*選定本文:*
▶

高脂血症がもたらす合併症

高脂血症とは

高脂血症は、血中にコレステロール、リン脂質、トリグリセリド、コレステロールエステルなどの脂質が過剰に蓄積した状態です。脂質は本来血液中に存在しますが、過剰になると心血管系を中心にさまざまな健康障害を引き起こします。

膵炎(すいえん)

膵臓は炭水化物、脂肪、たんぱく質の消化に関与しています。高脂血症により血中トリグリセリドが大量に増えると、膵臓に脂肪が沈着しやすくなり、炎症(膵炎)を引き起こすことがあります。膵炎は重篤な疾患で、最悪の場合は膵臓機能の全失調に至ります。

早期冠動脈疾患

血中の脂質が増えると、冠動脈の内壁にプラークが蓄積しやすくなります。プラークが増えると血管が狭くなり、心臓へ十分な酸素が供給できなくなります。初期症状として胸痛や呼吸困難が現れ、放置すれば心筋梗塞へと進行します。

心筋梗塞(心臓発作)

◀

*記録の抜粋:*
▶

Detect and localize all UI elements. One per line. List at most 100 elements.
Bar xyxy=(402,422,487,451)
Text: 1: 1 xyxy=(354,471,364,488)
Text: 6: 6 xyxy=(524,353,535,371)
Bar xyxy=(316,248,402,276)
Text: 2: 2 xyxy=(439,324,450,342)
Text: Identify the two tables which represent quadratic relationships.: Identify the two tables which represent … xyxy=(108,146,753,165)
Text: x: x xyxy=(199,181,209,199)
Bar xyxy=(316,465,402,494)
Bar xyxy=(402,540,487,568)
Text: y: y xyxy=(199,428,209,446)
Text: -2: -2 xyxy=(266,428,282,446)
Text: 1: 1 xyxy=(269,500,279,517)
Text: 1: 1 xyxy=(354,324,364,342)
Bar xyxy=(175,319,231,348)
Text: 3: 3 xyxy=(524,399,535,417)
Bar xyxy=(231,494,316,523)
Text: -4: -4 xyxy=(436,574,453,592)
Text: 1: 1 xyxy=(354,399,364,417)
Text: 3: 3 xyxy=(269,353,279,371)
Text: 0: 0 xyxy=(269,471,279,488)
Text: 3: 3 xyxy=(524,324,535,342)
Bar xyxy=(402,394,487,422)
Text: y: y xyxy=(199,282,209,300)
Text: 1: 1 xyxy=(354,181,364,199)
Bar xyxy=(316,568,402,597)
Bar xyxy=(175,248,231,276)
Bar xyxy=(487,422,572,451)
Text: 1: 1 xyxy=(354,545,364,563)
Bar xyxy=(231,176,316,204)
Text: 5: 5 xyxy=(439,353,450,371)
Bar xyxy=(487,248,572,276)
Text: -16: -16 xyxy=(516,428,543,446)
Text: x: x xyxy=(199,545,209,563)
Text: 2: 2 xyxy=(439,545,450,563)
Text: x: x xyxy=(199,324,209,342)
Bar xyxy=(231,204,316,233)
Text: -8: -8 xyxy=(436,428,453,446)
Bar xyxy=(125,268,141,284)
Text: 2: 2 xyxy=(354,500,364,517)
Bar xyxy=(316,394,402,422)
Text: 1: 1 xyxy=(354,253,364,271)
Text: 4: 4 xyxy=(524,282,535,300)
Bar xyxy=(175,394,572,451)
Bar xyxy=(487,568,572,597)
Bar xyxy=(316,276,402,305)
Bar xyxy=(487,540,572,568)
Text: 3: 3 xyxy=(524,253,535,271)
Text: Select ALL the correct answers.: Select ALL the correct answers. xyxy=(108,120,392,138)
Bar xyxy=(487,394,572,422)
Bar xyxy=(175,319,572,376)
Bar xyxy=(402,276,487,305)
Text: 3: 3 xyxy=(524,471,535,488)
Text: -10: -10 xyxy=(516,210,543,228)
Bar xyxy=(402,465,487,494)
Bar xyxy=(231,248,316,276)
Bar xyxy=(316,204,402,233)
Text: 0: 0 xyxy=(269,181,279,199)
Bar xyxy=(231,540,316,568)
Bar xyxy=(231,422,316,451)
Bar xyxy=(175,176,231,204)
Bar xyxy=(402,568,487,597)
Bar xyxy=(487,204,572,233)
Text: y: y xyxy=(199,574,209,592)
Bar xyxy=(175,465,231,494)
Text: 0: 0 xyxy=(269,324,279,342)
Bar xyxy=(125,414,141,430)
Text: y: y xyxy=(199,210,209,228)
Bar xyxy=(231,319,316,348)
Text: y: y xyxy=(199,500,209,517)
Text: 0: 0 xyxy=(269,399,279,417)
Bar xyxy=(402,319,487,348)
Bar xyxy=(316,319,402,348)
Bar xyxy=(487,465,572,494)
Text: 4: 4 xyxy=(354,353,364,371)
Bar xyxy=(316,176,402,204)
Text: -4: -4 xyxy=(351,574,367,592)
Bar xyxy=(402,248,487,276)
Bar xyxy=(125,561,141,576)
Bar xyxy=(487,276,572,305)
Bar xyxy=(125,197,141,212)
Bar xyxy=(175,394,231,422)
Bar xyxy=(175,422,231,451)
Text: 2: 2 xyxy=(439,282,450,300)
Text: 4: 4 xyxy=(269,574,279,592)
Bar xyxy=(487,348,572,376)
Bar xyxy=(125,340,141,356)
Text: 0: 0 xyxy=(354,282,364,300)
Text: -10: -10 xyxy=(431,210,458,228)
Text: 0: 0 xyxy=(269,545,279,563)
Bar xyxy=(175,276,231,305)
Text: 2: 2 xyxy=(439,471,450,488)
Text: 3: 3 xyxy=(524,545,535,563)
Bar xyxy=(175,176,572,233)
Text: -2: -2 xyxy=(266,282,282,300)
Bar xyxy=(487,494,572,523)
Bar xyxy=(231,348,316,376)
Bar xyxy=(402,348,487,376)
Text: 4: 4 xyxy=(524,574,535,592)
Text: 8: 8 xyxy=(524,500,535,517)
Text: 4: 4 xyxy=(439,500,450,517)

◀

*課題の指示:*
a – 高脂血症についての文章のうち、「高脂血症は、血中にコレステロ」から「れば心筋梗塞へと進行します。」までを一字一句違えずに書き写すこと。
b – 高脂血症についての文章を、最後の行の後から書き継いでください。
項目は高脂血症についての文章とは関係がない。

*解答一覧:*
a –
高脂血症は、血中にコレステロール、リン脂質、トリグリセリド、コレステロールエステルなどの脂質が過剰に蓄積した状態です。脂質は本来血液中に存在しますが、過剰になると心血管系を中心にさまざまな健康障害を引き起こします。

膵炎(すいえん)

膵臓は炭水化物、脂肪、たんぱく質の消化に関与しています。高脂血症により血中トリグリセリドが大量に増えると、膵臓に脂肪が沈着しやすくなり、炎症(膵炎)を引き起こすことがあります。膵炎は重篤な疾患で、最悪の場合は膵臓機能の全失調に至ります。

早期冠動脈疾患

血中の脂質が増えると、冠動脈の内壁にプラークが蓄積しやすくなります。プラークが増えると血管が狭くなり、心臓へ十分な酸素が供給できなくなります。初期症状として胸痛や呼吸困難が現れ、放置すれば心筋梗塞へと進行します。

b –
冠動脈が完全に閉塞すると、心筋への血流が途絶え、心筋細胞が死滅します。これが心筋梗塞です。迅速な治療が行われない場合、永久的な心機能障害や致命的結果を招く可能性があります。

脳卒中(脳梗塞)

高脂血症はプラークの形成を促進し、これが脳血管に流入すると血流が遮断され、脳梗塞(虚血性脳卒中)を引き起こします。脳梗塞は最も一般的なタイプの脳卒中で、早期の血流回復が予後を大きく左右します。

動脈硬化

過剰な脂質が血管壁に沈着し、粘着性の高いプラークが蓄積します。プラークは血管を狭めるだけでなく、血管壁を硬くして弾力性を失わせます。これが動脈硬化で、心血管疾患全般のリスク因子となります。